EXERCISE DIRECTIONS
Find every line in the records below that holds the word "this", and copy it out.

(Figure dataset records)
(begin)
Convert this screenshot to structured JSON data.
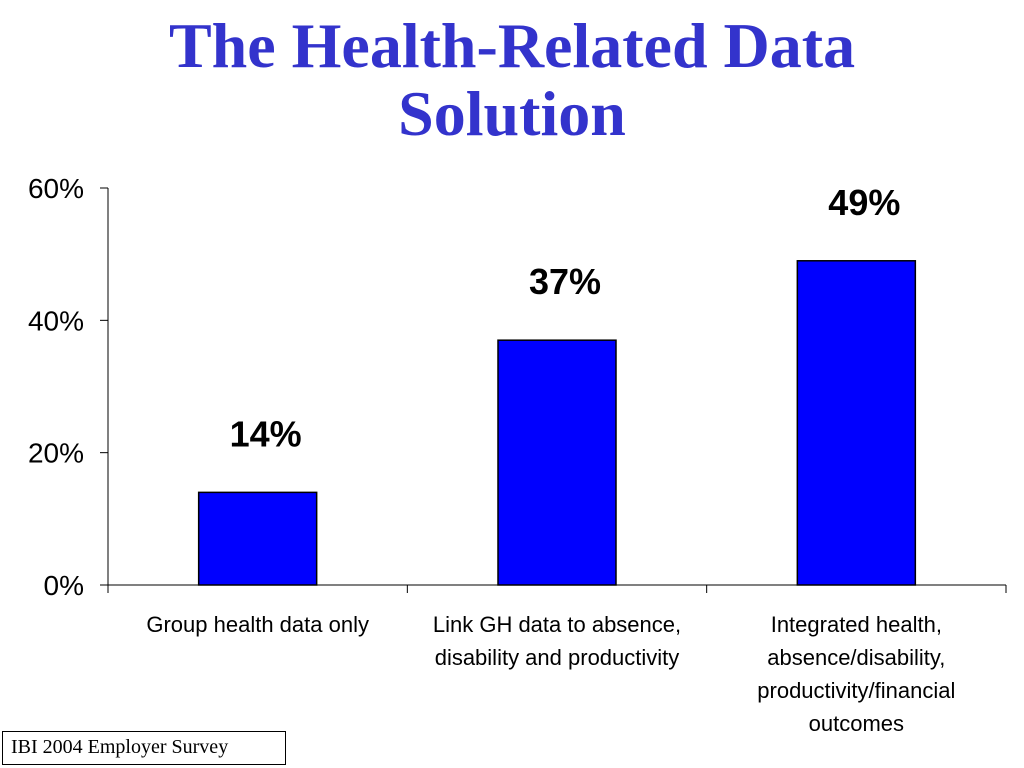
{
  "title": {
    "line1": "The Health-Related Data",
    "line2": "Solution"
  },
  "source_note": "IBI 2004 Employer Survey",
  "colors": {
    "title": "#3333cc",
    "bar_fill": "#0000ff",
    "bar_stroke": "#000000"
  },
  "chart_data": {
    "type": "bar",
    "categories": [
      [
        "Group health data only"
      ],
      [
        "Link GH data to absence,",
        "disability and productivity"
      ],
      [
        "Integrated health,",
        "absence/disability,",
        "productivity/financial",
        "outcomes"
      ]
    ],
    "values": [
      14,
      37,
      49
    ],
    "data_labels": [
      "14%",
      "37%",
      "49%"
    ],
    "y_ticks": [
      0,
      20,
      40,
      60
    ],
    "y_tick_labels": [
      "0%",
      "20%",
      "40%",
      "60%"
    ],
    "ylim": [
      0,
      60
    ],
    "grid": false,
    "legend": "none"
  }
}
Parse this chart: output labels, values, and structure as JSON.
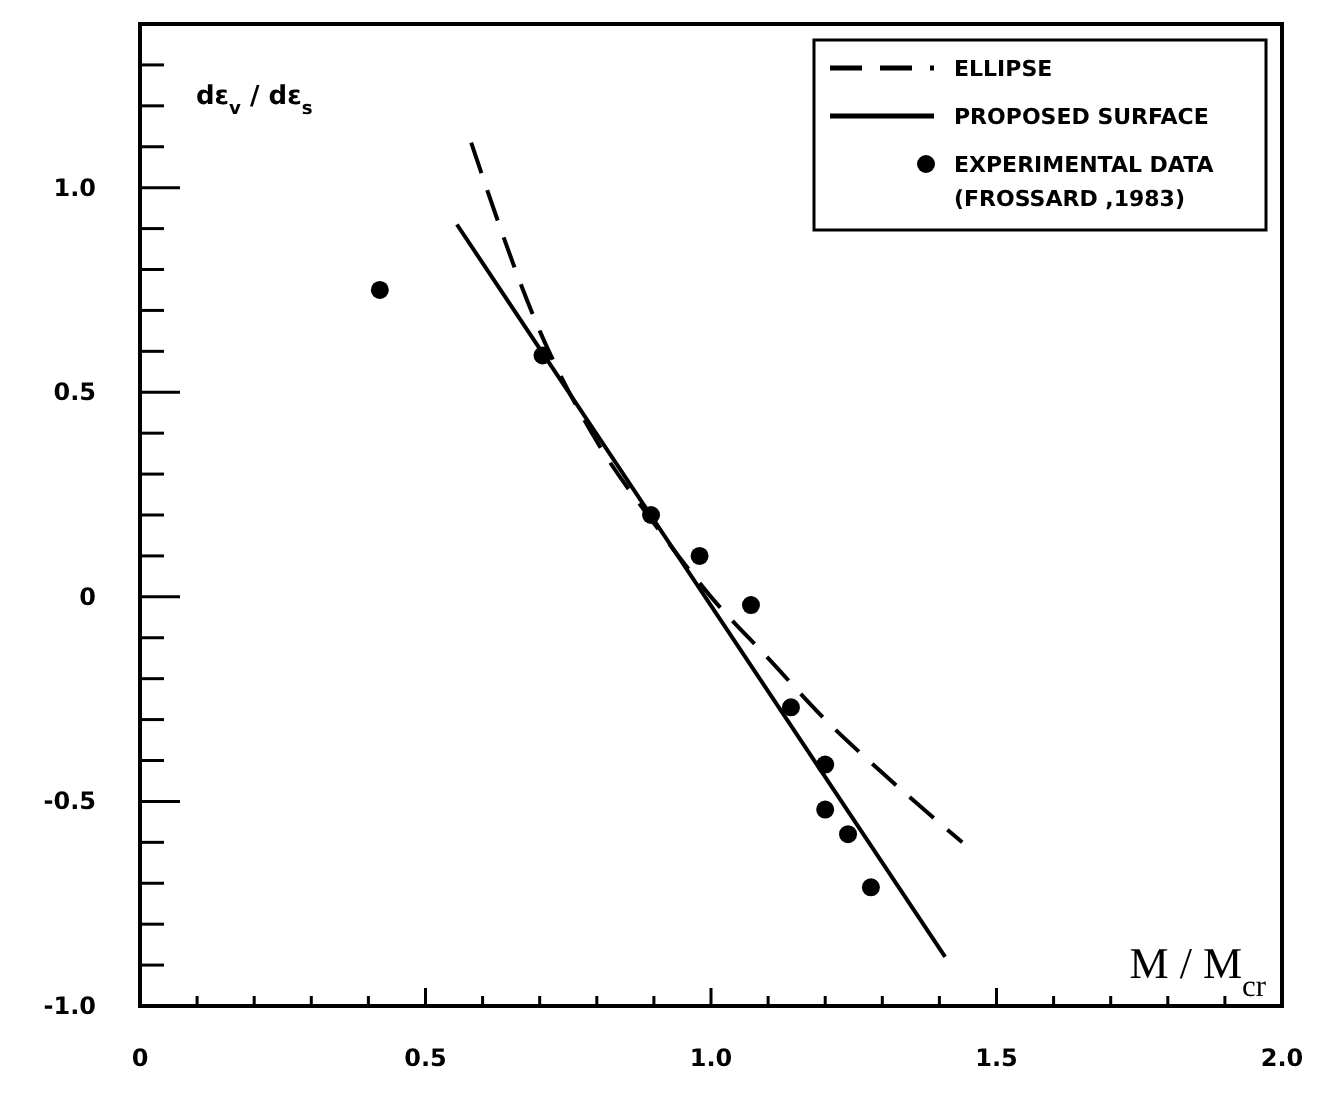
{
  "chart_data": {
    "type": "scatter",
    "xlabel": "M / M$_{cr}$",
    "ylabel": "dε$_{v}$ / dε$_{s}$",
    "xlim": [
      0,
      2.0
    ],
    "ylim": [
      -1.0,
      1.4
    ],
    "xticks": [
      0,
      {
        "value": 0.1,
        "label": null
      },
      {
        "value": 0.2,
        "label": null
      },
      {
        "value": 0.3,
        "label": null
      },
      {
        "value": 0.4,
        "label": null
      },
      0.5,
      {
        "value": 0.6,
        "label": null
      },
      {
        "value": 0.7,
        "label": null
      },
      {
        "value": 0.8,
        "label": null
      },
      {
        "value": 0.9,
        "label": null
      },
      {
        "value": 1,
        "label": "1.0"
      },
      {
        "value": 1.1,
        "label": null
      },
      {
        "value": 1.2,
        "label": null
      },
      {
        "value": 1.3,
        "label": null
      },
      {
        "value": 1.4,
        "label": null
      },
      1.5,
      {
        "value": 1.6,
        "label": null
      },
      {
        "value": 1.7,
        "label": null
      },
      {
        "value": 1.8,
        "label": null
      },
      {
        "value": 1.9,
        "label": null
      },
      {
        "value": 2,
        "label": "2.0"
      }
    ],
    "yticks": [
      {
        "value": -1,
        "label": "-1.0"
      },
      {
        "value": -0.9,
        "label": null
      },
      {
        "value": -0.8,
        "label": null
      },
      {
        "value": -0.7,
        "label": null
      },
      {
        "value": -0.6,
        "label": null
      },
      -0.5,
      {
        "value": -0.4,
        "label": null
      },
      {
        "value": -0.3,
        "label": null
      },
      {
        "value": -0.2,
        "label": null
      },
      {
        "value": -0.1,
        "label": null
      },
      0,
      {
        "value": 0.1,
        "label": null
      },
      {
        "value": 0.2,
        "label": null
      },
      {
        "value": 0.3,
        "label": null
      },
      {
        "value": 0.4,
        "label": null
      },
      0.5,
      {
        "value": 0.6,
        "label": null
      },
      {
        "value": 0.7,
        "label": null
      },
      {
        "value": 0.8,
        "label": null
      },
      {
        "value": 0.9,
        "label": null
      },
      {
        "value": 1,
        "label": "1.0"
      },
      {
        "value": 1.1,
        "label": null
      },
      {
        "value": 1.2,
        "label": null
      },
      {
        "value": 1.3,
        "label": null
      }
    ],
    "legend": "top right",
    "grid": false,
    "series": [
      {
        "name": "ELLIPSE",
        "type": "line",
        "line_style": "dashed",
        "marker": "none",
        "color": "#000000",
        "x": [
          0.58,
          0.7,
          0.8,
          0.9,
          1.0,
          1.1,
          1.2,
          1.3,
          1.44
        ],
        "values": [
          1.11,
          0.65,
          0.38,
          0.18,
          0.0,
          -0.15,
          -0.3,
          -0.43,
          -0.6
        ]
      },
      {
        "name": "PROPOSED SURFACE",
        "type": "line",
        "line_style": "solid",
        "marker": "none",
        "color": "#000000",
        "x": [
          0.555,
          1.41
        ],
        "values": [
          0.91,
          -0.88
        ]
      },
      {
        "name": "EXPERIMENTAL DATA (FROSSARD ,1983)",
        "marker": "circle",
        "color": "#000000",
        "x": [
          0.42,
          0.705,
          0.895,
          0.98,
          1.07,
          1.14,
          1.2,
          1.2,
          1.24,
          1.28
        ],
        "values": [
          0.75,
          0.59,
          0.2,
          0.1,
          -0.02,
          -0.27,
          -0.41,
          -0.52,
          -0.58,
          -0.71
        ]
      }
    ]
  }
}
(end)
TASK SOLUTION
Convert this screenshot to structured JSON data.
Parse this chart: output labels, values, and structure as JSON.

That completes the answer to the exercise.